┌────────
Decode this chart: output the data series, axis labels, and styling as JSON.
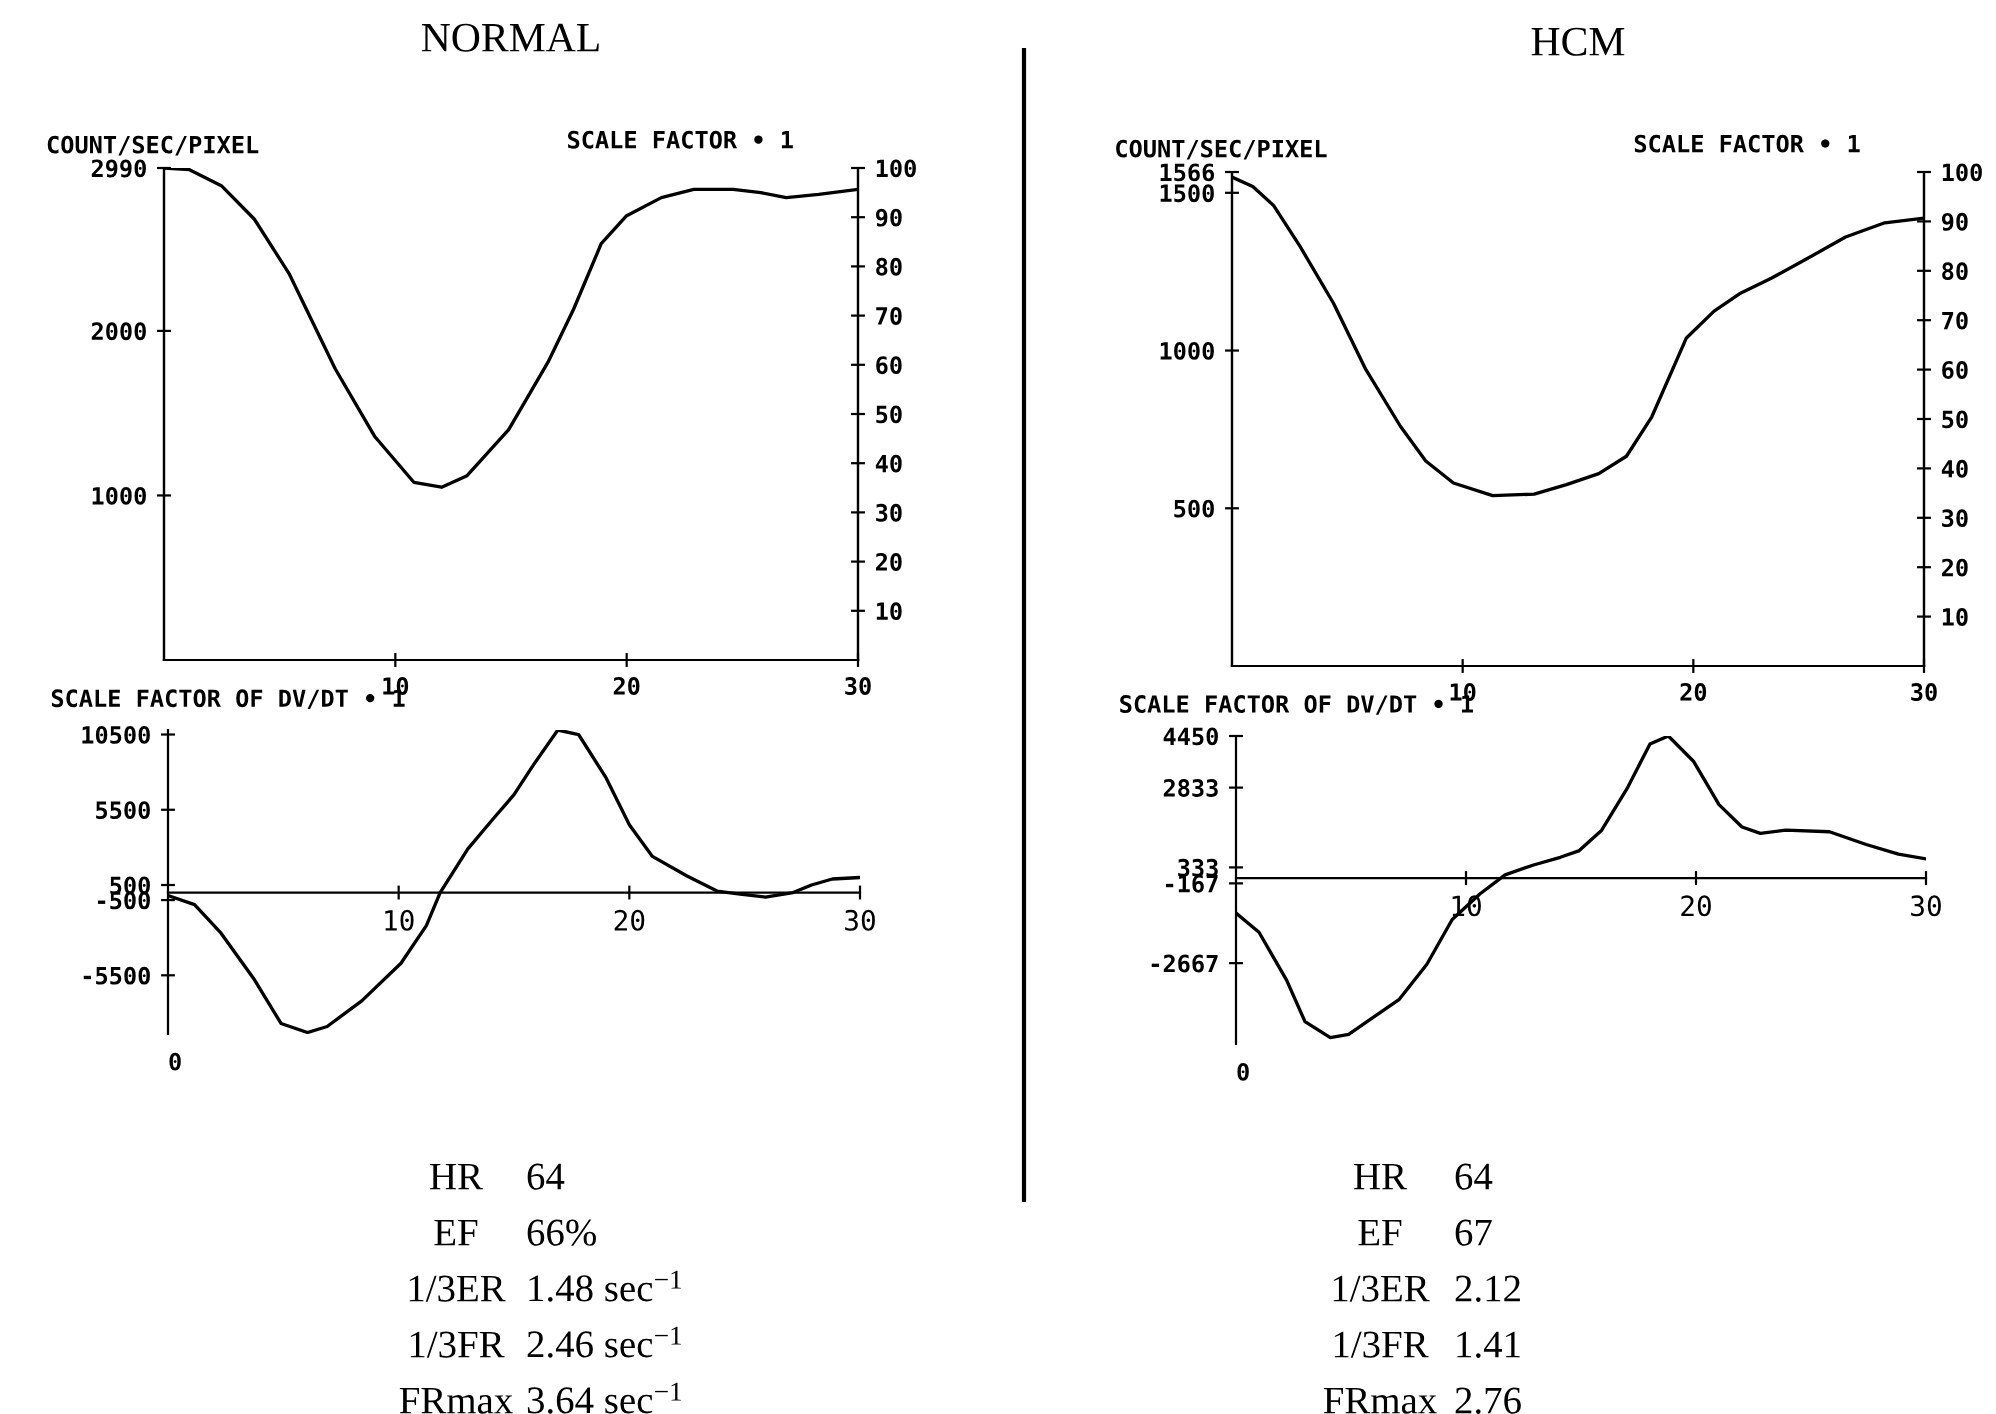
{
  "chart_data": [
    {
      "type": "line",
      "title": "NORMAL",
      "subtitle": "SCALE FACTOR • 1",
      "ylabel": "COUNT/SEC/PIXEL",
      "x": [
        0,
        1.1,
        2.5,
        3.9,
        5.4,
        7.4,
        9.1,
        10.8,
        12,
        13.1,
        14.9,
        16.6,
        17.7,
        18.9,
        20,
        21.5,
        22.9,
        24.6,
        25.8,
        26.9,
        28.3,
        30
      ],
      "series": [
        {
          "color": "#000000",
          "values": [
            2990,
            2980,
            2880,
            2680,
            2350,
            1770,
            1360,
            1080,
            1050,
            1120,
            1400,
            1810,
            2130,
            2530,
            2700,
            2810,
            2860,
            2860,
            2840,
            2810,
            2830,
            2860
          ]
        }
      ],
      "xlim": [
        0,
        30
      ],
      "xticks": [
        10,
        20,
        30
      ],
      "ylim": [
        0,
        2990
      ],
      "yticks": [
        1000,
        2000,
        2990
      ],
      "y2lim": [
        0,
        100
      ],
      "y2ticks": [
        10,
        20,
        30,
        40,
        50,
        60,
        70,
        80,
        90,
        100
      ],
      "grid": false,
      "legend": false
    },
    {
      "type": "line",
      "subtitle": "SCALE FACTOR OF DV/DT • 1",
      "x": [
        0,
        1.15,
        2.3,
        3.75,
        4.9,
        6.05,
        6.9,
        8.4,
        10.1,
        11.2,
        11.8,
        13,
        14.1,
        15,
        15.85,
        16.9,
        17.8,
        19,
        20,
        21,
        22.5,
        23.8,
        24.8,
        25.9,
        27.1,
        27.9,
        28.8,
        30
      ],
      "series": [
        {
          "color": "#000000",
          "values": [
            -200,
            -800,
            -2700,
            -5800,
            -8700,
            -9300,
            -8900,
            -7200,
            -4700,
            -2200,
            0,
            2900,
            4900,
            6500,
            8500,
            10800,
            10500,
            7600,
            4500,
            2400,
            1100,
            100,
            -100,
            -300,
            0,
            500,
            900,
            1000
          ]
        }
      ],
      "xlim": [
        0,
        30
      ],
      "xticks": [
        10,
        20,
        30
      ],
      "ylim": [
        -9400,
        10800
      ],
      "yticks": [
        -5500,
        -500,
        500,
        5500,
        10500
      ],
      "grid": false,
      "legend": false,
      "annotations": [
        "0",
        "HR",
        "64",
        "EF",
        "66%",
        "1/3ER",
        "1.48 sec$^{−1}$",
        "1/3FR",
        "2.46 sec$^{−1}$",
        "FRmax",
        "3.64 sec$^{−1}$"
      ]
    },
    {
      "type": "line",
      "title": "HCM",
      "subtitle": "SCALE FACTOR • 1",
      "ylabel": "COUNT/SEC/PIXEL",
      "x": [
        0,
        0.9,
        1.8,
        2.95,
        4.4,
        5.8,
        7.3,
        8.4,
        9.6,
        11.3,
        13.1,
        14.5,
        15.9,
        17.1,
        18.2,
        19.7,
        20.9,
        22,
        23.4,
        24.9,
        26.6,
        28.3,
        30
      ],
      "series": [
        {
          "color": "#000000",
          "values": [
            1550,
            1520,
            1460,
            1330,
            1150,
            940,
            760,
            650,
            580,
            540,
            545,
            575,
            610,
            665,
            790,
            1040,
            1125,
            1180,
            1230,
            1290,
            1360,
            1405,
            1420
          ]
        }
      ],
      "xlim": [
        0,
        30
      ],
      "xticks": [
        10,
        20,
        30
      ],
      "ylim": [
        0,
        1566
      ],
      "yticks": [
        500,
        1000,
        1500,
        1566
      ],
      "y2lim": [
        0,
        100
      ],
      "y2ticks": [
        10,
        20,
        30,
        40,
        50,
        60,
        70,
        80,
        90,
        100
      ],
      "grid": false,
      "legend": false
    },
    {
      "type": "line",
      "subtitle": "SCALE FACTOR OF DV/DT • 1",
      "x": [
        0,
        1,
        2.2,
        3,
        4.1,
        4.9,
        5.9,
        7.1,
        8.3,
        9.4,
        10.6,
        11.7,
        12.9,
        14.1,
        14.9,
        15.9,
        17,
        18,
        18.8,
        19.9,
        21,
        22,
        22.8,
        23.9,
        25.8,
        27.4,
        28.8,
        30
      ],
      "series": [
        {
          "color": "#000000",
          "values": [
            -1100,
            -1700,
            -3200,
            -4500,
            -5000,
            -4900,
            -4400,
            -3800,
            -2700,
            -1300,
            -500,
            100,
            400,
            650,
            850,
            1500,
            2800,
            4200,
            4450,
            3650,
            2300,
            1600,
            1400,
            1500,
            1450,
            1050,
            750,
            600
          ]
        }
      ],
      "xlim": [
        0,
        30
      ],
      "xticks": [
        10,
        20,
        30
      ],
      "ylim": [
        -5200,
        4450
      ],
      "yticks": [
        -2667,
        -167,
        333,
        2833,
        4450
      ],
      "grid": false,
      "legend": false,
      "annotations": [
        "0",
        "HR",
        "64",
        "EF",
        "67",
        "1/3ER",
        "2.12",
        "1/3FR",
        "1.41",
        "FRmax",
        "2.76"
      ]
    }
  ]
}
└────────
**Do this**
Leave the images out, please, and restate each line word for word.

**Task solution**
Decode this chart: output the data series, axis labels, and styling as JSON.
{
  "chart_data": [
    {
      "type": "line",
      "title": "NORMAL",
      "subtitle": "SCALE FACTOR • 1",
      "ylabel": "COUNT/SEC/PIXEL",
      "x": [
        0,
        1.1,
        2.5,
        3.9,
        5.4,
        7.4,
        9.1,
        10.8,
        12,
        13.1,
        14.9,
        16.6,
        17.7,
        18.9,
        20,
        21.5,
        22.9,
        24.6,
        25.8,
        26.9,
        28.3,
        30
      ],
      "series": [
        {
          "color": "#000000",
          "values": [
            2990,
            2980,
            2880,
            2680,
            2350,
            1770,
            1360,
            1080,
            1050,
            1120,
            1400,
            1810,
            2130,
            2530,
            2700,
            2810,
            2860,
            2860,
            2840,
            2810,
            2830,
            2860
          ]
        }
      ],
      "xlim": [
        0,
        30
      ],
      "xticks": [
        10,
        20,
        30
      ],
      "ylim": [
        0,
        2990
      ],
      "yticks": [
        1000,
        2000,
        2990
      ],
      "y2lim": [
        0,
        100
      ],
      "y2ticks": [
        10,
        20,
        30,
        40,
        50,
        60,
        70,
        80,
        90,
        100
      ],
      "grid": false,
      "legend": false
    },
    {
      "type": "line",
      "subtitle": "SCALE FACTOR OF DV/DT • 1",
      "x": [
        0,
        1.15,
        2.3,
        3.75,
        4.9,
        6.05,
        6.9,
        8.4,
        10.1,
        11.2,
        11.8,
        13,
        14.1,
        15,
        15.85,
        16.9,
        17.8,
        19,
        20,
        21,
        22.5,
        23.8,
        24.8,
        25.9,
        27.1,
        27.9,
        28.8,
        30
      ],
      "series": [
        {
          "color": "#000000",
          "values": [
            -200,
            -800,
            -2700,
            -5800,
            -8700,
            -9300,
            -8900,
            -7200,
            -4700,
            -2200,
            0,
            2900,
            4900,
            6500,
            8500,
            10800,
            10500,
            7600,
            4500,
            2400,
            1100,
            100,
            -100,
            -300,
            0,
            500,
            900,
            1000
          ]
        }
      ],
      "xlim": [
        0,
        30
      ],
      "xticks": [
        10,
        20,
        30
      ],
      "ylim": [
        -9400,
        10800
      ],
      "yticks": [
        -5500,
        -500,
        500,
        5500,
        10500
      ],
      "grid": false,
      "legend": false,
      "annotations": [
        "0",
        "HR",
        "64",
        "EF",
        "66%",
        "1/3ER",
        "1.48 sec$^{−1}$",
        "1/3FR",
        "2.46 sec$^{−1}$",
        "FRmax",
        "3.64 sec$^{−1}$"
      ]
    },
    {
      "type": "line",
      "title": "HCM",
      "subtitle": "SCALE FACTOR • 1",
      "ylabel": "COUNT/SEC/PIXEL",
      "x": [
        0,
        0.9,
        1.8,
        2.95,
        4.4,
        5.8,
        7.3,
        8.4,
        9.6,
        11.3,
        13.1,
        14.5,
        15.9,
        17.1,
        18.2,
        19.7,
        20.9,
        22,
        23.4,
        24.9,
        26.6,
        28.3,
        30
      ],
      "series": [
        {
          "color": "#000000",
          "values": [
            1550,
            1520,
            1460,
            1330,
            1150,
            940,
            760,
            650,
            580,
            540,
            545,
            575,
            610,
            665,
            790,
            1040,
            1125,
            1180,
            1230,
            1290,
            1360,
            1405,
            1420
          ]
        }
      ],
      "xlim": [
        0,
        30
      ],
      "xticks": [
        10,
        20,
        30
      ],
      "ylim": [
        0,
        1566
      ],
      "yticks": [
        500,
        1000,
        1500,
        1566
      ],
      "y2lim": [
        0,
        100
      ],
      "y2ticks": [
        10,
        20,
        30,
        40,
        50,
        60,
        70,
        80,
        90,
        100
      ],
      "grid": false,
      "legend": false
    },
    {
      "type": "line",
      "subtitle": "SCALE FACTOR OF DV/DT • 1",
      "x": [
        0,
        1,
        2.2,
        3,
        4.1,
        4.9,
        5.9,
        7.1,
        8.3,
        9.4,
        10.6,
        11.7,
        12.9,
        14.1,
        14.9,
        15.9,
        17,
        18,
        18.8,
        19.9,
        21,
        22,
        22.8,
        23.9,
        25.8,
        27.4,
        28.8,
        30
      ],
      "series": [
        {
          "color": "#000000",
          "values": [
            -1100,
            -1700,
            -3200,
            -4500,
            -5000,
            -4900,
            -4400,
            -3800,
            -2700,
            -1300,
            -500,
            100,
            400,
            650,
            850,
            1500,
            2800,
            4200,
            4450,
            3650,
            2300,
            1600,
            1400,
            1500,
            1450,
            1050,
            750,
            600
          ]
        }
      ],
      "xlim": [
        0,
        30
      ],
      "xticks": [
        10,
        20,
        30
      ],
      "ylim": [
        -5200,
        4450
      ],
      "yticks": [
        -2667,
        -167,
        333,
        2833,
        4450
      ],
      "grid": false,
      "legend": false,
      "annotations": [
        "0",
        "HR",
        "64",
        "EF",
        "67",
        "1/3ER",
        "2.12",
        "1/3FR",
        "1.41",
        "FRmax",
        "2.76"
      ]
    }
  ]
}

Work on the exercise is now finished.